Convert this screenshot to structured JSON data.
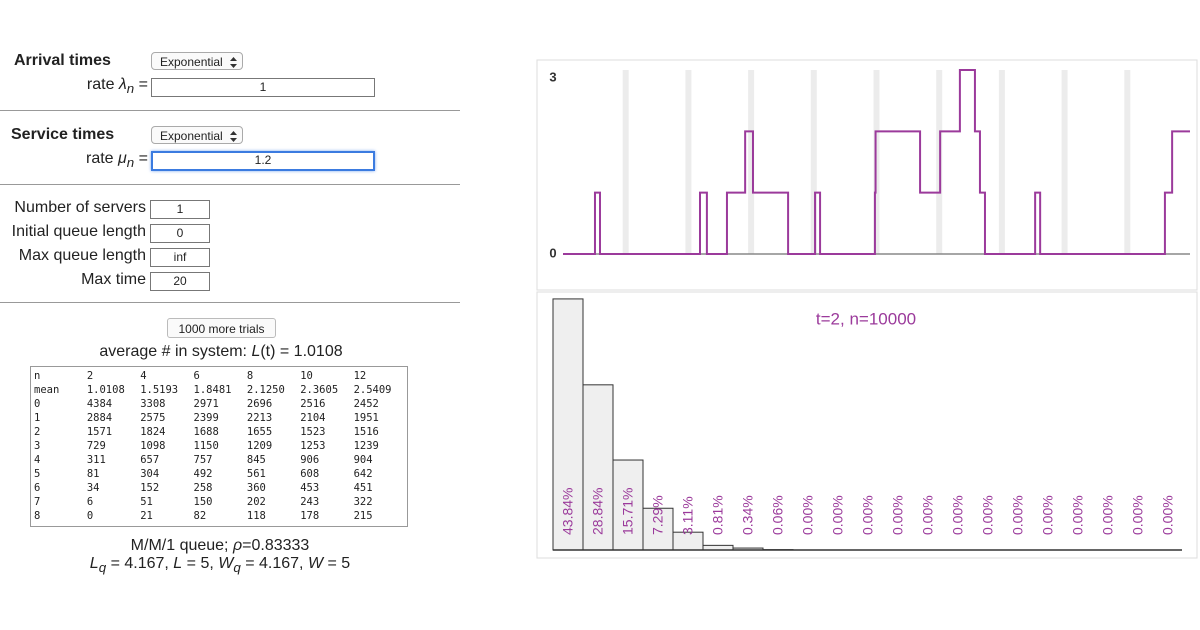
{
  "arrival": {
    "title": "Arrival times",
    "distribution": "Exponential",
    "rate_prefix": "rate ",
    "rate_symbol": "λ",
    "rate_subscript": "n",
    "rate_suffix": " =",
    "rate": "1"
  },
  "service": {
    "title": "Service times",
    "distribution": "Exponential",
    "rate_prefix": "rate ",
    "rate_symbol": "μ",
    "rate_subscript": "n",
    "rate_suffix": " =",
    "rate": "1.2"
  },
  "fields": [
    {
      "label": "Number of servers",
      "value": "1"
    },
    {
      "label": "Initial queue length",
      "value": "0"
    },
    {
      "label": "Max queue length",
      "value": "inf"
    },
    {
      "label": "Max time",
      "value": "20"
    }
  ],
  "button": "1000 more trials",
  "average": {
    "prefix": "average # in system: ",
    "symbol": "L",
    "suffix": "(t) = 1.0108"
  },
  "table": {
    "rows": [
      [
        "n",
        "2",
        "4",
        "6",
        "8",
        "10",
        "12"
      ],
      [
        "mean",
        "1.0108",
        "1.5193",
        "1.8481",
        "2.1250",
        "2.3605",
        "2.5409"
      ],
      [
        "0",
        "4384",
        "3308",
        "2971",
        "2696",
        "2516",
        "2452"
      ],
      [
        "1",
        "2884",
        "2575",
        "2399",
        "2213",
        "2104",
        "1951"
      ],
      [
        "2",
        "1571",
        "1824",
        "1688",
        "1655",
        "1523",
        "1516"
      ],
      [
        "3",
        "729",
        "1098",
        "1150",
        "1209",
        "1253",
        "1239"
      ],
      [
        "4",
        "311",
        "657",
        "757",
        "845",
        "906",
        "904"
      ],
      [
        "5",
        "81",
        "304",
        "492",
        "561",
        "608",
        "642"
      ],
      [
        "6",
        "34",
        "152",
        "258",
        "360",
        "453",
        "451"
      ],
      [
        "7",
        "6",
        "51",
        "150",
        "202",
        "243",
        "322"
      ],
      [
        "8",
        "0",
        "21",
        "82",
        "118",
        "178",
        "215"
      ]
    ]
  },
  "queue_summary": [
    "M/M/1 queue; ",
    "ρ",
    "=0.83333"
  ],
  "queue_metrics": [
    "L",
    "q",
    " = 4.167, ",
    "L",
    " = 5, ",
    "W",
    "q",
    " = 4.167, ",
    "W",
    " = 5"
  ],
  "chart_data": [
    {
      "type": "step",
      "color": "#9b3a9b",
      "xlim": [
        0,
        20
      ],
      "ylim": [
        0,
        3
      ],
      "yticks": [
        0,
        3
      ],
      "sample_times": [
        2,
        4,
        6,
        8,
        10,
        12,
        14,
        16,
        18
      ],
      "x": [
        0,
        1.02,
        1.18,
        4.37,
        4.59,
        5.23,
        5.81,
        6.06,
        7.18,
        8.04,
        8.2,
        9.95,
        9.97,
        11.39,
        12.03,
        12.66,
        13.14,
        13.3,
        13.46,
        15.06,
        15.22,
        19.2,
        19.43,
        20
      ],
      "values": [
        0,
        1,
        0,
        1,
        0,
        1,
        2,
        1,
        0,
        1,
        0,
        1,
        2,
        1,
        2,
        3,
        2,
        1,
        0,
        1,
        0,
        1,
        2,
        2
      ]
    },
    {
      "type": "histogram",
      "title": "t=2, n=10000",
      "color": "#efefef",
      "label_color": "#9b3a9b",
      "ylim": [
        0,
        44
      ],
      "values": [
        43.84,
        28.84,
        15.71,
        7.29,
        3.11,
        0.81,
        0.34,
        0.06,
        0,
        0,
        0,
        0,
        0,
        0,
        0,
        0,
        0,
        0,
        0,
        0,
        0
      ],
      "value_labels": [
        "43.84%",
        "28.84%",
        "15.71%",
        "7.29%",
        "3.11%",
        "0.81%",
        "0.34%",
        "0.06%",
        "0.00%",
        "0.00%",
        "0.00%",
        "0.00%",
        "0.00%",
        "0.00%",
        "0.00%",
        "0.00%",
        "0.00%",
        "0.00%",
        "0.00%",
        "0.00%",
        "0.00%"
      ]
    }
  ]
}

### Goal
Write out the whole listing exactly, and drop the pictures.

### Exercise answer
Convert this screenshot to structured JSON data.
{
  "arrival": {
    "title": "Arrival times",
    "distribution": "Exponential",
    "rate_prefix": "rate ",
    "rate_symbol": "λ",
    "rate_subscript": "n",
    "rate_suffix": " =",
    "rate": "1"
  },
  "service": {
    "title": "Service times",
    "distribution": "Exponential",
    "rate_prefix": "rate ",
    "rate_symbol": "μ",
    "rate_subscript": "n",
    "rate_suffix": " =",
    "rate": "1.2"
  },
  "fields": [
    {
      "label": "Number of servers",
      "value": "1"
    },
    {
      "label": "Initial queue length",
      "value": "0"
    },
    {
      "label": "Max queue length",
      "value": "inf"
    },
    {
      "label": "Max time",
      "value": "20"
    }
  ],
  "button": "1000 more trials",
  "average": {
    "prefix": "average # in system: ",
    "symbol": "L",
    "suffix": "(t) = 1.0108"
  },
  "table": {
    "rows": [
      [
        "n",
        "2",
        "4",
        "6",
        "8",
        "10",
        "12"
      ],
      [
        "mean",
        "1.0108",
        "1.5193",
        "1.8481",
        "2.1250",
        "2.3605",
        "2.5409"
      ],
      [
        "0",
        "4384",
        "3308",
        "2971",
        "2696",
        "2516",
        "2452"
      ],
      [
        "1",
        "2884",
        "2575",
        "2399",
        "2213",
        "2104",
        "1951"
      ],
      [
        "2",
        "1571",
        "1824",
        "1688",
        "1655",
        "1523",
        "1516"
      ],
      [
        "3",
        "729",
        "1098",
        "1150",
        "1209",
        "1253",
        "1239"
      ],
      [
        "4",
        "311",
        "657",
        "757",
        "845",
        "906",
        "904"
      ],
      [
        "5",
        "81",
        "304",
        "492",
        "561",
        "608",
        "642"
      ],
      [
        "6",
        "34",
        "152",
        "258",
        "360",
        "453",
        "451"
      ],
      [
        "7",
        "6",
        "51",
        "150",
        "202",
        "243",
        "322"
      ],
      [
        "8",
        "0",
        "21",
        "82",
        "118",
        "178",
        "215"
      ]
    ]
  },
  "queue_summary": [
    "M/M/1 queue; ",
    "ρ",
    "=0.83333"
  ],
  "queue_metrics": [
    "L",
    "q",
    " = 4.167, ",
    "L",
    " = 5, ",
    "W",
    "q",
    " = 4.167, ",
    "W",
    " = 5"
  ],
  "chart_data": [
    {
      "type": "step",
      "color": "#9b3a9b",
      "xlim": [
        0,
        20
      ],
      "ylim": [
        0,
        3
      ],
      "yticks": [
        0,
        3
      ],
      "sample_times": [
        2,
        4,
        6,
        8,
        10,
        12,
        14,
        16,
        18
      ],
      "x": [
        0,
        1.02,
        1.18,
        4.37,
        4.59,
        5.23,
        5.81,
        6.06,
        7.18,
        8.04,
        8.2,
        9.95,
        9.97,
        11.39,
        12.03,
        12.66,
        13.14,
        13.3,
        13.46,
        15.06,
        15.22,
        19.2,
        19.43,
        20
      ],
      "values": [
        0,
        1,
        0,
        1,
        0,
        1,
        2,
        1,
        0,
        1,
        0,
        1,
        2,
        1,
        2,
        3,
        2,
        1,
        0,
        1,
        0,
        1,
        2,
        2
      ]
    },
    {
      "type": "histogram",
      "title": "t=2, n=10000",
      "color": "#efefef",
      "label_color": "#9b3a9b",
      "ylim": [
        0,
        44
      ],
      "values": [
        43.84,
        28.84,
        15.71,
        7.29,
        3.11,
        0.81,
        0.34,
        0.06,
        0,
        0,
        0,
        0,
        0,
        0,
        0,
        0,
        0,
        0,
        0,
        0,
        0
      ],
      "value_labels": [
        "43.84%",
        "28.84%",
        "15.71%",
        "7.29%",
        "3.11%",
        "0.81%",
        "0.34%",
        "0.06%",
        "0.00%",
        "0.00%",
        "0.00%",
        "0.00%",
        "0.00%",
        "0.00%",
        "0.00%",
        "0.00%",
        "0.00%",
        "0.00%",
        "0.00%",
        "0.00%",
        "0.00%"
      ]
    }
  ]
}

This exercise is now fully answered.